Scan the material that follows. Copy every line containing the word "Interval".

═══ Task inputs

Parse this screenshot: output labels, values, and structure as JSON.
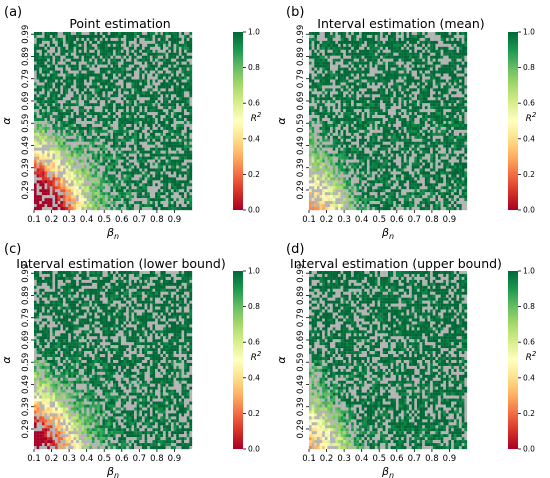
{
  "colors": {
    "missing": "#b4b4b4",
    "colormap": [
      "#a50026",
      "#d73027",
      "#f46d43",
      "#fdae61",
      "#fee08b",
      "#ffffbf",
      "#d9ef8b",
      "#a6d96a",
      "#66bd63",
      "#1a9850",
      "#006837"
    ]
  },
  "chart_data": [
    {
      "type": "heatmap",
      "letter": "(a)",
      "title": "Point estimation",
      "xlabel": "β",
      "xlabel_sub": "n",
      "ylabel": "α",
      "xlim": [
        0.1,
        1.0
      ],
      "ylim": [
        0.2,
        1.0
      ],
      "xticks": [
        "0.1",
        "0.2",
        "0.3",
        "0.4",
        "0.5",
        "0.6",
        "0.7",
        "0.8",
        "0.9"
      ],
      "yticks": [
        "0.29",
        "0.39",
        "0.49",
        "0.59",
        "0.69",
        "0.79",
        "0.89",
        "0.99"
      ],
      "grid_cols": 60,
      "grid_rows": 60,
      "missing_fraction": 0.35,
      "low_region_strength": 1.0,
      "colorbar": {
        "label": "R",
        "label_sup": "2",
        "range": [
          0.0,
          1.0
        ],
        "ticks": [
          "0.0",
          "0.2",
          "0.4",
          "0.6",
          "0.8",
          "1.0"
        ]
      }
    },
    {
      "type": "heatmap",
      "letter": "(b)",
      "title": "Interval estimation (mean)",
      "xlabel": "β",
      "xlabel_sub": "n",
      "ylabel": "α",
      "xlim": [
        0.1,
        1.0
      ],
      "ylim": [
        0.2,
        1.0
      ],
      "xticks": [
        "0.1",
        "0.2",
        "0.3",
        "0.4",
        "0.5",
        "0.6",
        "0.7",
        "0.8",
        "0.9"
      ],
      "yticks": [
        "0.29",
        "0.39",
        "0.49",
        "0.59",
        "0.69",
        "0.79",
        "0.89",
        "0.99"
      ],
      "grid_cols": 60,
      "grid_rows": 60,
      "missing_fraction": 0.35,
      "low_region_strength": 0.35,
      "colorbar": {
        "label": "R",
        "label_sup": "2",
        "range": [
          0.0,
          1.0
        ],
        "ticks": [
          "0.0",
          "0.2",
          "0.4",
          "0.6",
          "0.8",
          "1.0"
        ]
      }
    },
    {
      "type": "heatmap",
      "letter": "(c)",
      "title": "Interval estimation (lower bound)",
      "xlabel": "β",
      "xlabel_sub": "n",
      "ylabel": "α",
      "xlim": [
        0.1,
        1.0
      ],
      "ylim": [
        0.2,
        1.0
      ],
      "xticks": [
        "0.1",
        "0.2",
        "0.3",
        "0.4",
        "0.5",
        "0.6",
        "0.7",
        "0.8",
        "0.9"
      ],
      "yticks": [
        "0.29",
        "0.39",
        "0.49",
        "0.59",
        "0.69",
        "0.79",
        "0.89",
        "0.99"
      ],
      "grid_cols": 60,
      "grid_rows": 60,
      "missing_fraction": 0.35,
      "low_region_strength": 0.8,
      "colorbar": {
        "label": "R",
        "label_sup": "2",
        "range": [
          0.0,
          1.0
        ],
        "ticks": [
          "0.0",
          "0.2",
          "0.4",
          "0.6",
          "0.8",
          "1.0"
        ]
      }
    },
    {
      "type": "heatmap",
      "letter": "(d)",
      "title": "Interval estimation (upper bound)",
      "xlabel": "β",
      "xlabel_sub": "n",
      "ylabel": "α",
      "xlim": [
        0.1,
        1.0
      ],
      "ylim": [
        0.2,
        1.0
      ],
      "xticks": [
        "0.1",
        "0.2",
        "0.3",
        "0.4",
        "0.5",
        "0.6",
        "0.7",
        "0.8",
        "0.9"
      ],
      "yticks": [
        "0.29",
        "0.39",
        "0.49",
        "0.59",
        "0.69",
        "0.79",
        "0.89",
        "0.99"
      ],
      "grid_cols": 60,
      "grid_rows": 60,
      "missing_fraction": 0.35,
      "low_region_strength": 0.3,
      "colorbar": {
        "label": "R",
        "label_sup": "2",
        "range": [
          0.0,
          1.0
        ],
        "ticks": [
          "0.0",
          "0.2",
          "0.4",
          "0.6",
          "0.8",
          "1.0"
        ]
      }
    }
  ]
}
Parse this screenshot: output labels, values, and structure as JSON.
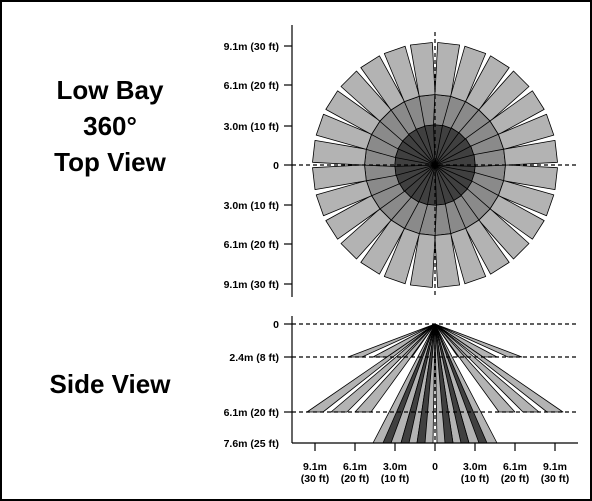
{
  "top_view": {
    "title_lines": [
      "Low Bay",
      "360°",
      "Top View"
    ],
    "y_labels": [
      "9.1m (30 ft)",
      "6.1m (20 ft)",
      "3.0m (10 ft)",
      "0",
      "3.0m (10 ft)",
      "6.1m (20 ft)",
      "9.1m (30 ft)"
    ]
  },
  "side_view": {
    "title": "Side View",
    "y_labels": [
      "0",
      "2.4m (8 ft)",
      "6.1m (20 ft)",
      "7.6m (25 ft)"
    ],
    "x_labels": [
      {
        "line1": "9.1m",
        "line2": "(30 ft)"
      },
      {
        "line1": "6.1m",
        "line2": "(20 ft)"
      },
      {
        "line1": "3.0m",
        "line2": "(10 ft)"
      },
      {
        "line1": "0",
        "line2": ""
      },
      {
        "line1": "3.0m",
        "line2": "(10 ft)"
      },
      {
        "line1": "6.1m",
        "line2": "(20 ft)"
      },
      {
        "line1": "9.1m",
        "line2": "(30 ft)"
      }
    ]
  },
  "colors": {
    "zone_light": "#b3b3b3",
    "zone_mid": "#8a8a8a",
    "zone_dark": "#404040",
    "line": "#000000"
  }
}
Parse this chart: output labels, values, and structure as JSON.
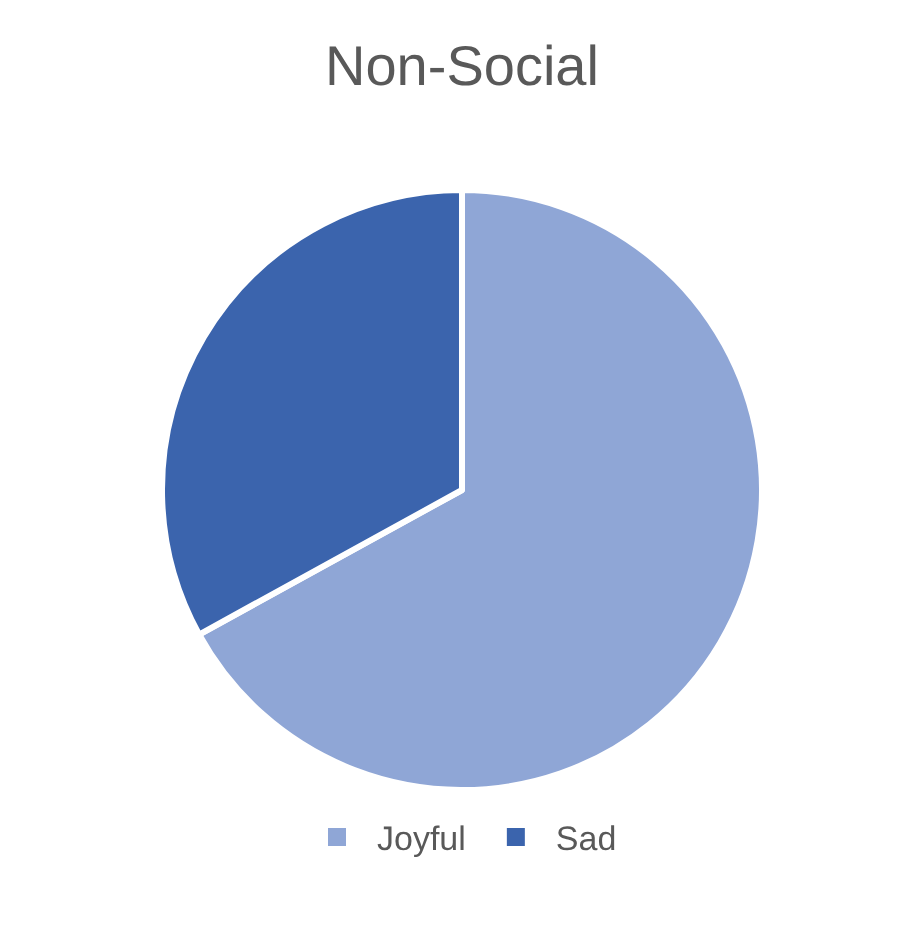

══════

Solution:
      "title": "Interval estimation (mean)",
      "title": "Interval estimation (lower bound)",
      "title": "Interval estimation (upper bound)",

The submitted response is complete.